DATA TO PROCESS:
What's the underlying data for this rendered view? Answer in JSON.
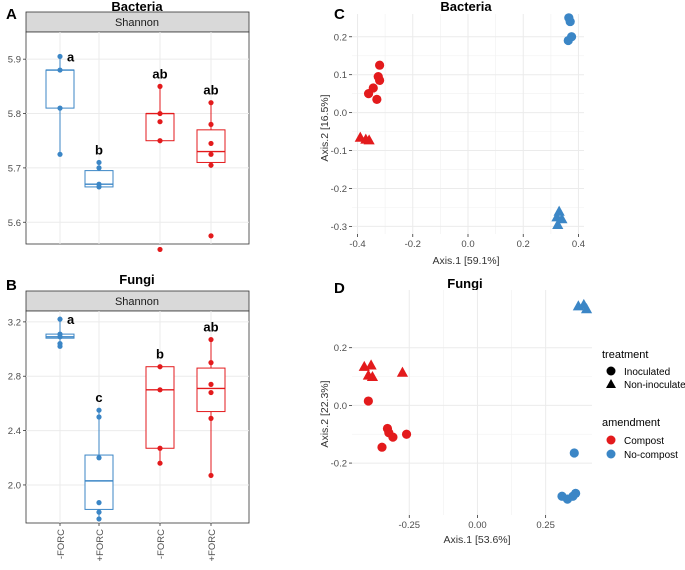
{
  "colors": {
    "compost": "#e31a1c",
    "nocompost": "#3b86c6",
    "grid": "#ebebeb",
    "strip_fill": "#d9d9d9"
  },
  "panels": {
    "A": {
      "letter": "A",
      "title": "Bacteria",
      "strip": "Shannon"
    },
    "B": {
      "letter": "B",
      "title": "Fungi",
      "strip": "Shannon"
    },
    "C": {
      "letter": "C",
      "title": "Bacteria"
    },
    "D": {
      "letter": "D",
      "title": "Fungi"
    }
  },
  "xcats": [
    "-FORC",
    "+FORC",
    "-FORC",
    "+FORC"
  ],
  "legend": {
    "treatment_title": "treatment",
    "treatment": [
      "Inoculated",
      "Non-inoculated"
    ],
    "amendment_title": "amendment",
    "amendment": [
      "Compost",
      "No-compost"
    ]
  },
  "chart_data": [
    {
      "id": "A",
      "type": "box",
      "title": "Bacteria",
      "facet": "Shannon",
      "ylim": [
        5.56,
        5.95
      ],
      "yticks": [
        5.6,
        5.7,
        5.8,
        5.9
      ],
      "yticklabels": [
        "5.6",
        "5.7",
        "5.8",
        "5.9"
      ],
      "boxes": [
        {
          "cat": 0,
          "color": "nocompost",
          "q1": 5.81,
          "med": 5.88,
          "q3": 5.88,
          "lo": 5.725,
          "hi": 5.905,
          "letter": "a",
          "points": [
            5.905,
            5.88,
            5.81,
            5.725
          ]
        },
        {
          "cat": 1,
          "color": "nocompost",
          "q1": 5.665,
          "med": 5.67,
          "q3": 5.695,
          "lo": 5.665,
          "hi": 5.71,
          "letter": "b",
          "points": [
            5.71,
            5.7,
            5.67,
            5.665
          ]
        },
        {
          "cat": 2,
          "color": "compost",
          "q1": 5.75,
          "med": 5.8,
          "q3": 5.8,
          "lo": 5.75,
          "hi": 5.85,
          "letter": "ab",
          "points": [
            5.85,
            5.8,
            5.785,
            5.75,
            5.55
          ]
        },
        {
          "cat": 3,
          "color": "compost",
          "q1": 5.71,
          "med": 5.73,
          "q3": 5.77,
          "lo": 5.7,
          "hi": 5.82,
          "letter": "ab",
          "points": [
            5.82,
            5.78,
            5.745,
            5.725,
            5.705,
            5.575
          ]
        }
      ]
    },
    {
      "id": "B",
      "type": "box",
      "title": "Fungi",
      "facet": "Shannon",
      "ylim": [
        1.72,
        3.28
      ],
      "yticks": [
        2.0,
        2.4,
        2.8,
        3.2
      ],
      "yticklabels": [
        "2.0",
        "2.4",
        "2.8",
        "3.2"
      ],
      "boxes": [
        {
          "cat": 0,
          "color": "nocompost",
          "q1": 3.08,
          "med": 3.09,
          "q3": 3.11,
          "lo": 3.02,
          "hi": 3.22,
          "letter": "a",
          "points": [
            3.22,
            3.11,
            3.09,
            3.04,
            3.02
          ]
        },
        {
          "cat": 1,
          "color": "nocompost",
          "q1": 1.82,
          "med": 2.03,
          "q3": 2.22,
          "lo": 1.75,
          "hi": 2.55,
          "letter": "c",
          "points": [
            2.55,
            2.5,
            2.2,
            1.87,
            1.8,
            1.75
          ]
        },
        {
          "cat": 2,
          "color": "compost",
          "q1": 2.27,
          "med": 2.7,
          "q3": 2.87,
          "lo": 2.16,
          "hi": 2.87,
          "letter": "b",
          "points": [
            2.87,
            2.7,
            2.27,
            2.16
          ]
        },
        {
          "cat": 3,
          "color": "compost",
          "q1": 2.54,
          "med": 2.71,
          "q3": 2.86,
          "lo": 2.07,
          "hi": 3.07,
          "letter": "ab",
          "points": [
            3.07,
            2.9,
            2.74,
            2.68,
            2.49,
            2.07
          ]
        }
      ]
    },
    {
      "id": "C",
      "type": "scatter",
      "title": "Bacteria",
      "xlabel": "Axis.1   [59.1%]",
      "ylabel": "Axis.2   [16.5%]",
      "xlim": [
        -0.42,
        0.42
      ],
      "ylim": [
        -0.32,
        0.26
      ],
      "xticks": [
        -0.4,
        -0.2,
        0.0,
        0.2,
        0.4
      ],
      "xticklabels": [
        "-0.4",
        "-0.2",
        "0.0",
        "0.2",
        "0.4"
      ],
      "yticks": [
        -0.3,
        -0.2,
        -0.1,
        0.0,
        0.1,
        0.2
      ],
      "yticklabels": [
        "-0.3",
        "-0.2",
        "-0.1",
        "0.0",
        "0.1",
        "0.2"
      ],
      "points": [
        {
          "x": -0.32,
          "y": 0.125,
          "c": "compost",
          "s": "circle"
        },
        {
          "x": -0.325,
          "y": 0.095,
          "c": "compost",
          "s": "circle"
        },
        {
          "x": -0.32,
          "y": 0.085,
          "c": "compost",
          "s": "circle"
        },
        {
          "x": -0.343,
          "y": 0.065,
          "c": "compost",
          "s": "circle"
        },
        {
          "x": -0.36,
          "y": 0.05,
          "c": "compost",
          "s": "circle"
        },
        {
          "x": -0.33,
          "y": 0.035,
          "c": "compost",
          "s": "circle"
        },
        {
          "x": -0.39,
          "y": -0.065,
          "c": "compost",
          "s": "triangle"
        },
        {
          "x": -0.37,
          "y": -0.07,
          "c": "compost",
          "s": "triangle"
        },
        {
          "x": -0.358,
          "y": -0.072,
          "c": "compost",
          "s": "triangle"
        },
        {
          "x": 0.365,
          "y": 0.25,
          "c": "nocompost",
          "s": "circle"
        },
        {
          "x": 0.37,
          "y": 0.24,
          "c": "nocompost",
          "s": "circle"
        },
        {
          "x": 0.375,
          "y": 0.2,
          "c": "nocompost",
          "s": "circle"
        },
        {
          "x": 0.363,
          "y": 0.19,
          "c": "nocompost",
          "s": "circle"
        },
        {
          "x": 0.33,
          "y": -0.26,
          "c": "nocompost",
          "s": "triangle"
        },
        {
          "x": 0.322,
          "y": -0.275,
          "c": "nocompost",
          "s": "triangle"
        },
        {
          "x": 0.34,
          "y": -0.28,
          "c": "nocompost",
          "s": "triangle"
        },
        {
          "x": 0.325,
          "y": -0.295,
          "c": "nocompost",
          "s": "triangle"
        }
      ]
    },
    {
      "id": "D",
      "type": "scatter",
      "title": "Fungi",
      "xlabel": "Axis.1   [53.6%]",
      "ylabel": "Axis.2   [22.3%]",
      "xlim": [
        -0.46,
        0.42
      ],
      "ylim": [
        -0.38,
        0.4
      ],
      "xticks": [
        -0.25,
        0.0,
        0.25
      ],
      "xticklabels": [
        "-0.25",
        "0.00",
        "0.25"
      ],
      "yticks": [
        -0.2,
        0.0,
        0.2
      ],
      "yticklabels": [
        "-0.2",
        "0.0",
        "0.2"
      ],
      "points": [
        {
          "x": -0.415,
          "y": 0.135,
          "c": "compost",
          "s": "triangle"
        },
        {
          "x": -0.39,
          "y": 0.14,
          "c": "compost",
          "s": "triangle"
        },
        {
          "x": -0.4,
          "y": 0.105,
          "c": "compost",
          "s": "triangle"
        },
        {
          "x": -0.385,
          "y": 0.1,
          "c": "compost",
          "s": "triangle"
        },
        {
          "x": -0.275,
          "y": 0.115,
          "c": "compost",
          "s": "triangle"
        },
        {
          "x": -0.4,
          "y": 0.015,
          "c": "compost",
          "s": "circle"
        },
        {
          "x": -0.33,
          "y": -0.08,
          "c": "compost",
          "s": "circle"
        },
        {
          "x": -0.325,
          "y": -0.095,
          "c": "compost",
          "s": "circle"
        },
        {
          "x": -0.31,
          "y": -0.11,
          "c": "compost",
          "s": "circle"
        },
        {
          "x": -0.26,
          "y": -0.1,
          "c": "compost",
          "s": "circle"
        },
        {
          "x": -0.35,
          "y": -0.145,
          "c": "compost",
          "s": "circle"
        },
        {
          "x": 0.37,
          "y": 0.345,
          "c": "nocompost",
          "s": "triangle"
        },
        {
          "x": 0.39,
          "y": 0.35,
          "c": "nocompost",
          "s": "triangle"
        },
        {
          "x": 0.4,
          "y": 0.335,
          "c": "nocompost",
          "s": "triangle"
        },
        {
          "x": 0.355,
          "y": -0.165,
          "c": "nocompost",
          "s": "circle"
        },
        {
          "x": 0.31,
          "y": -0.315,
          "c": "nocompost",
          "s": "circle"
        },
        {
          "x": 0.33,
          "y": -0.325,
          "c": "nocompost",
          "s": "circle"
        },
        {
          "x": 0.35,
          "y": -0.315,
          "c": "nocompost",
          "s": "circle"
        },
        {
          "x": 0.36,
          "y": -0.305,
          "c": "nocompost",
          "s": "circle"
        }
      ]
    }
  ]
}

WHAT YOU HAVE TO DO:
What lines of the material above include "Axis"? Copy each one.

EXPECTED ANSWER:
      "xlabel": "Axis.1   [59.1%]",
      "ylabel": "Axis.2   [16.5%]",
      "xlabel": "Axis.1   [53.6%]",
      "ylabel": "Axis.2   [22.3%]",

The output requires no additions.